# Start of Data shown
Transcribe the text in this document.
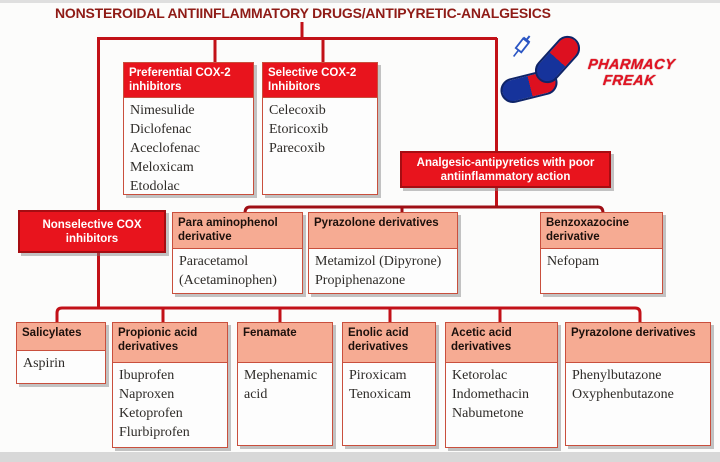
NONSTEROIDAL ANTIINFLAMMATORY DRUGS/ANTIPYRETIC-ANALGESICS
PHARMACY
FREAK
Preferential COX-2 inhibitors
Nimesulide
Diclofenac
Aceclofenac
Meloxicam
Etodolac
Selective COX-2 Inhibitors
Celecoxib
Etoricoxib
Parecoxib
Analgesic-antipyretics with poor antiinflammatory action
Nonselective COX inhibitors
Para aminophenol derivative
Paracetamol (Acetaminophen)
Pyrazolone derivatives
Metamizol (Dipyrone)
Propiphenazone
Benzoxazocine derivative
Nefopam
Salicylates
Aspirin
Propionic acid derivatives
Ibuprofen
Naproxen
Ketoprofen
Flurbiprofen
Fenamate
Mephenamic acid
Enolic acid derivatives
Piroxicam
Tenoxicam
Acetic acid derivatives
Ketorolac
Indomethacin
Nabumetone
Pyrazolone derivatives
Phenylbutazone
Oxyphenbutazone
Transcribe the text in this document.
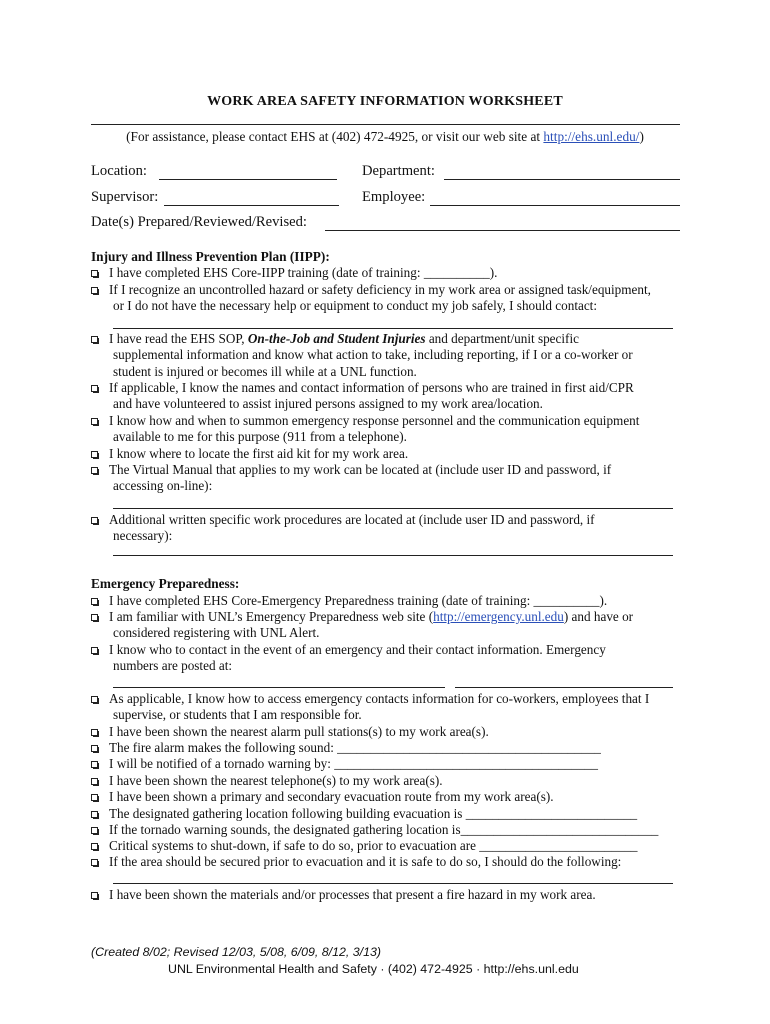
WORK AREA SAFETY INFORMATION WORKSHEET
(For assistance, please contact EHS at (402) 472-4925, or visit our web site at http://ehs.unl.edu/)
Location:	Department:
Supervisor:	Employee:
Date(s) Prepared/Reviewed/Revised:
Injury and Illness Prevention Plan (IIPP):
I have completed EHS Core-IIPP training (date of training: __________).
If I recognize an uncontrolled hazard or safety deficiency in my work area or assigned task/equipment,
or I do not have the necessary help or equipment to conduct my job safely, I should contact:
I have read the EHS SOP, On-the-Job and Student Injuries and department/unit specific
supplemental information and know what action to take, including reporting, if I or a co-worker or
student is injured or becomes ill while at a UNL function.
If applicable, I know the names and contact information of persons who are trained in first aid/CPR
and have volunteered to assist injured persons assigned to my work area/location.
I know how and when to summon emergency response personnel and the communication equipment
available to me for this purpose (911 from a telephone).
I know where to locate the first aid kit for my work area.
The Virtual Manual that applies to my work can be located at (include user ID and password, if
accessing on-line):
Additional written specific work procedures are located at (include user ID and password, if
necessary):
Emergency Preparedness:
I have completed EHS Core-Emergency Preparedness training (date of training: __________).
I am familiar with UNL’s Emergency Preparedness web site (http://emergency.unl.edu) and have or
considered registering with UNL Alert.
I know who to contact in the event of an emergency and their contact information. Emergency
numbers are posted at:
As applicable, I know how to access emergency contacts information for co-workers, employees that I
supervise, or students that I am responsible for.
I have been shown the nearest alarm pull stations(s) to my work area(s).
The fire alarm makes the following sound: ________________________________________
I will be notified of a tornado warning by: ________________________________________
I have been shown the nearest telephone(s) to my work area(s).
I have been shown a primary and secondary evacuation route from my work area(s).
The designated gathering location following building evacuation is __________________________
If the tornado warning sounds, the designated gathering location is______________________________
Critical systems to shut-down, if safe to do so, prior to evacuation are ________________________
If the area should be secured prior to evacuation and it is safe to do so, I should do the following:
I have been shown the materials and/or processes that present a fire hazard in my work area.
(Created 8/02; Revised 12/03, 5/08, 6/09, 8/12, 3/13)
UNL Environmental Health and Safety · (402) 472-4925 · http://ehs.unl.edu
# End of Data shown
== Task goal ==
Leave out the pictures and copy the rest of the material above exactly.

== Reply to the task ==
Transcribe the text in this document.
NONSTEROIDAL ANTIINFLAMMATORY DRUGS/ANTIPYRETIC-ANALGESICS
PHARMACY
FREAK
Preferential COX-2 inhibitors
Nimesulide
Diclofenac
Aceclofenac
Meloxicam
Etodolac
Selective COX-2 Inhibitors
Celecoxib
Etoricoxib
Parecoxib
Analgesic-antipyretics with poor antiinflammatory action
Nonselective COX inhibitors
Para aminophenol derivative
Paracetamol (Acetaminophen)
Pyrazolone derivatives
Metamizol (Dipyrone)
Propiphenazone
Benzoxazocine derivative
Nefopam
Salicylates
Aspirin
Propionic acid derivatives
Ibuprofen
Naproxen
Ketoprofen
Flurbiprofen
Fenamate
Mephenamic acid
Enolic acid derivatives
Piroxicam
Tenoxicam
Acetic acid derivatives
Ketorolac
Indomethacin
Nabumetone
Pyrazolone derivatives
Phenylbutazone
Oxyphenbutazone
Transcribe the text in this document.
WORK AREA SAFETY INFORMATION WORKSHEET
(For assistance, please contact EHS at (402) 472-4925, or visit our web site at http://ehs.unl.edu/)
Location:	Department:
Supervisor:	Employee:
Date(s) Prepared/Reviewed/Revised:
Injury and Illness Prevention Plan (IIPP):
I have completed EHS Core-IIPP training (date of training: __________).
If I recognize an uncontrolled hazard or safety deficiency in my work area or assigned task/equipment,
or I do not have the necessary help or equipment to conduct my job safely, I should contact:
I have read the EHS SOP, On-the-Job and Student Injuries and department/unit specific
supplemental information and know what action to take, including reporting, if I or a co-worker or
student is injured or becomes ill while at a UNL function.
If applicable, I know the names and contact information of persons who are trained in first aid/CPR
and have volunteered to assist injured persons assigned to my work area/location.
I know how and when to summon emergency response personnel and the communication equipment
available to me for this purpose (911 from a telephone).
I know where to locate the first aid kit for my work area.
The Virtual Manual that applies to my work can be located at (include user ID and password, if
accessing on-line):
Additional written specific work procedures are located at (include user ID and password, if
necessary):
Emergency Preparedness:
I have completed EHS Core-Emergency Preparedness training (date of training: __________).
I am familiar with UNL’s Emergency Preparedness web site (http://emergency.unl.edu) and have or
considered registering with UNL Alert.
I know who to contact in the event of an emergency and their contact information. Emergency
numbers are posted at:
As applicable, I know how to access emergency contacts information for co-workers, employees that I
supervise, or students that I am responsible for.
I have been shown the nearest alarm pull stations(s) to my work area(s).
The fire alarm makes the following sound: ________________________________________
I will be notified of a tornado warning by: ________________________________________
I have been shown the nearest telephone(s) to my work area(s).
I have been shown a primary and secondary evacuation route from my work area(s).
The designated gathering location following building evacuation is __________________________
If the tornado warning sounds, the designated gathering location is______________________________
Critical systems to shut-down, if safe to do so, prior to evacuation are ________________________
If the area should be secured prior to evacuation and it is safe to do so, I should do the following:
I have been shown the materials and/or processes that present a fire hazard in my work area.
(Created 8/02; Revised 12/03, 5/08, 6/09, 8/12, 3/13)
UNL Environmental Health and Safety · (402) 472-4925 · http://ehs.unl.edu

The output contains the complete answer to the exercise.